- [Description of the task]: Write out the entries below once more, exactly.

• • •

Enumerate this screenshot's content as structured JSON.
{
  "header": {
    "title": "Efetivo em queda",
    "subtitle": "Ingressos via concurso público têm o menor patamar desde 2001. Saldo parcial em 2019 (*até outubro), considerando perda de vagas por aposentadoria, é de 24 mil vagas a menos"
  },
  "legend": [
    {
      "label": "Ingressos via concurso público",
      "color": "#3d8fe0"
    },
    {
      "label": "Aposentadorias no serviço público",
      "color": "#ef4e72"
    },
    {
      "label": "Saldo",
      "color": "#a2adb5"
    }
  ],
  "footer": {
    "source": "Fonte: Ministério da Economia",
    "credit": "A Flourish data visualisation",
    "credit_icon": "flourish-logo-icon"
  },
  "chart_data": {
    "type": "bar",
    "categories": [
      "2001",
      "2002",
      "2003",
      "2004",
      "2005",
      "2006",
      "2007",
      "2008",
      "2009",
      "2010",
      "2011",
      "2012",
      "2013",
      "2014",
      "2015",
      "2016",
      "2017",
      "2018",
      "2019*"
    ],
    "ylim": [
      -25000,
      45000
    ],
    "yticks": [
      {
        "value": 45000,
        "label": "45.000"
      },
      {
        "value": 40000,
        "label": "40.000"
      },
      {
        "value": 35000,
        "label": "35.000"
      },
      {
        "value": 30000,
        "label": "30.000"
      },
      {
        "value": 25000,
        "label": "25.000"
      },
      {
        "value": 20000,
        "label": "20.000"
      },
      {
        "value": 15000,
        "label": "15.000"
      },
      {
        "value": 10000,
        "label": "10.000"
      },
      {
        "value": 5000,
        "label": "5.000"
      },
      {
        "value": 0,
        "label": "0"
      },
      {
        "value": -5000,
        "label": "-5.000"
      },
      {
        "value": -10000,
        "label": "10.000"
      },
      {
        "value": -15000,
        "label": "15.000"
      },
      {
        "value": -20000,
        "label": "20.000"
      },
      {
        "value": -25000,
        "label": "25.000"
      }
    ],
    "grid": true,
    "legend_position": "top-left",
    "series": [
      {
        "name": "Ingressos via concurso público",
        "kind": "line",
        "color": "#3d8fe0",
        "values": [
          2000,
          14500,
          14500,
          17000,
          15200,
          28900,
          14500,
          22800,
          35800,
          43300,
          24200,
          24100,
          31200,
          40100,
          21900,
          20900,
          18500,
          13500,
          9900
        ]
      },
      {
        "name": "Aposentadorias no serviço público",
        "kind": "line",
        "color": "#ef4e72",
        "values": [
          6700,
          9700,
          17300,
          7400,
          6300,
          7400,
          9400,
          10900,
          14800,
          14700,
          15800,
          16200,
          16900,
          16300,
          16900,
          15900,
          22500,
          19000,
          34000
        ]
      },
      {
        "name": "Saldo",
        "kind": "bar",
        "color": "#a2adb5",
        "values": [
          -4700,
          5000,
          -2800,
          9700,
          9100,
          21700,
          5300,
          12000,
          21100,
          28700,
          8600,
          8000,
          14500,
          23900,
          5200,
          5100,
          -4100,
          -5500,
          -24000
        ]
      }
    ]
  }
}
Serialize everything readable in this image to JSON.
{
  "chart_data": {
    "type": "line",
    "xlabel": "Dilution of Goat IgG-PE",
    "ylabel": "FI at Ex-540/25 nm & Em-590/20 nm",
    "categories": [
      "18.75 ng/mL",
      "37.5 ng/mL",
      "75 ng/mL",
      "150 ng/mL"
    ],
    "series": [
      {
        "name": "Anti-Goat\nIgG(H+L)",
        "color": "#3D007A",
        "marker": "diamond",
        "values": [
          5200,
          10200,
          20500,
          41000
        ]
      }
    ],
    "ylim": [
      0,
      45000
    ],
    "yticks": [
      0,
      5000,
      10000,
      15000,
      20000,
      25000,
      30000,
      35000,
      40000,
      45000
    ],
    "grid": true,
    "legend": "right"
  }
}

• • •

- [Worked solution]:
Enumerate this screenshot's content as structured JSON.
{
  "header": {
    "title": "Efetivo em queda",
    "subtitle": "Ingressos via concurso público têm o menor patamar desde 2001. Saldo parcial em 2019 (*até outubro), considerando perda de vagas por aposentadoria, é de 24 mil vagas a menos"
  },
  "legend": [
    {
      "label": "Ingressos via concurso público",
      "color": "#3d8fe0"
    },
    {
      "label": "Aposentadorias no serviço público",
      "color": "#ef4e72"
    },
    {
      "label": "Saldo",
      "color": "#a2adb5"
    }
  ],
  "footer": {
    "source": "Fonte: Ministério da Economia",
    "credit": "A Flourish data visualisation",
    "credit_icon": "flourish-logo-icon"
  },
  "chart_data": {
    "type": "bar",
    "categories": [
      "2001",
      "2002",
      "2003",
      "2004",
      "2005",
      "2006",
      "2007",
      "2008",
      "2009",
      "2010",
      "2011",
      "2012",
      "2013",
      "2014",
      "2015",
      "2016",
      "2017",
      "2018",
      "2019*"
    ],
    "ylim": [
      -25000,
      45000
    ],
    "yticks": [
      {
        "value": 45000,
        "label": "45.000"
      },
      {
        "value": 40000,
        "label": "40.000"
      },
      {
        "value": 35000,
        "label": "35.000"
      },
      {
        "value": 30000,
        "label": "30.000"
      },
      {
        "value": 25000,
        "label": "25.000"
      },
      {
        "value": 20000,
        "label": "20.000"
      },
      {
        "value": 15000,
        "label": "15.000"
      },
      {
        "value": 10000,
        "label": "10.000"
      },
      {
        "value": 5000,
        "label": "5.000"
      },
      {
        "value": 0,
        "label": "0"
      },
      {
        "value": -5000,
        "label": "-5.000"
      },
      {
        "value": -10000,
        "label": "10.000"
      },
      {
        "value": -15000,
        "label": "15.000"
      },
      {
        "value": -20000,
        "label": "20.000"
      },
      {
        "value": -25000,
        "label": "25.000"
      }
    ],
    "grid": true,
    "legend_position": "top-left",
    "series": [
      {
        "name": "Ingressos via concurso público",
        "kind": "line",
        "color": "#3d8fe0",
        "values": [
          2000,
          14500,
          14500,
          17000,
          15200,
          28900,
          14500,
          22800,
          35800,
          43300,
          24200,
          24100,
          31200,
          40100,
          21900,
          20900,
          18500,
          13500,
          9900
        ]
      },
      {
        "name": "Aposentadorias no serviço público",
        "kind": "line",
        "color": "#ef4e72",
        "values": [
          6700,
          9700,
          17300,
          7400,
          6300,
          7400,
          9400,
          10900,
          14800,
          14700,
          15800,
          16200,
          16900,
          16300,
          16900,
          15900,
          22500,
          19000,
          34000
        ]
      },
      {
        "name": "Saldo",
        "kind": "bar",
        "color": "#a2adb5",
        "values": [
          -4700,
          5000,
          -2800,
          9700,
          9100,
          21700,
          5300,
          12000,
          21100,
          28700,
          8600,
          8000,
          14500,
          23900,
          5200,
          5100,
          -4100,
          -5500,
          -24000
        ]
      }
    ]
  }
}
Serialize everything readable in this image to JSON.
{
  "chart_data": {
    "type": "line",
    "xlabel": "Dilution of Goat IgG-PE",
    "ylabel": "FI at Ex-540/25 nm & Em-590/20 nm",
    "categories": [
      "18.75 ng/mL",
      "37.5 ng/mL",
      "75 ng/mL",
      "150 ng/mL"
    ],
    "series": [
      {
        "name": "Anti-Goat\nIgG(H+L)",
        "color": "#3D007A",
        "marker": "diamond",
        "values": [
          5200,
          10200,
          20500,
          41000
        ]
      }
    ],
    "ylim": [
      0,
      45000
    ],
    "yticks": [
      0,
      5000,
      10000,
      15000,
      20000,
      25000,
      30000,
      35000,
      40000,
      45000
    ],
    "grid": true,
    "legend": "right"
  }
}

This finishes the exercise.